* begin Given entries *
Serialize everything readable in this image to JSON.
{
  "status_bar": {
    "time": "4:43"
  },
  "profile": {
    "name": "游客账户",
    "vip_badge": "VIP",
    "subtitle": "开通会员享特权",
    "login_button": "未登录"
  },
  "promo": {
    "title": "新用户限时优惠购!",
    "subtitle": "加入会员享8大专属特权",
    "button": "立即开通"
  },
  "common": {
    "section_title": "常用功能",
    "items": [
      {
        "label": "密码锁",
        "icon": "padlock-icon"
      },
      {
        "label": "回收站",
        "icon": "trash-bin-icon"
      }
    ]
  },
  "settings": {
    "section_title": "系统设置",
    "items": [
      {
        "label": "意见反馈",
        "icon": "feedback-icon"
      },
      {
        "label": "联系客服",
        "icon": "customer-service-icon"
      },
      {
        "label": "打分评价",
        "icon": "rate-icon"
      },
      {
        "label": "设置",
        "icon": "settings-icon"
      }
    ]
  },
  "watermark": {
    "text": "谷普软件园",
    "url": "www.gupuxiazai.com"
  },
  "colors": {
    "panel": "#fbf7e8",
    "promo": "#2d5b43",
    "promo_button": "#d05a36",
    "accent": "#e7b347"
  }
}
* end Given entries *
## Stated problem
Write out the material exactly as given.

## Answer for the task
Serialize everything readable in this image to JSON.
{
  "status_bar": {
    "time": "4:43"
  },
  "profile": {
    "name": "游客账户",
    "vip_badge": "VIP",
    "subtitle": "开通会员享特权",
    "login_button": "未登录"
  },
  "promo": {
    "title": "新用户限时优惠购!",
    "subtitle": "加入会员享8大专属特权",
    "button": "立即开通"
  },
  "common": {
    "section_title": "常用功能",
    "items": [
      {
        "label": "密码锁",
        "icon": "padlock-icon"
      },
      {
        "label": "回收站",
        "icon": "trash-bin-icon"
      }
    ]
  },
  "settings": {
    "section_title": "系统设置",
    "items": [
      {
        "label": "意见反馈",
        "icon": "feedback-icon"
      },
      {
        "label": "联系客服",
        "icon": "customer-service-icon"
      },
      {
        "label": "打分评价",
        "icon": "rate-icon"
      },
      {
        "label": "设置",
        "icon": "settings-icon"
      }
    ]
  },
  "watermark": {
    "text": "谷普软件园",
    "url": "www.gupuxiazai.com"
  },
  "colors": {
    "panel": "#fbf7e8",
    "promo": "#2d5b43",
    "promo_button": "#d05a36",
    "accent": "#e7b347"
  }
}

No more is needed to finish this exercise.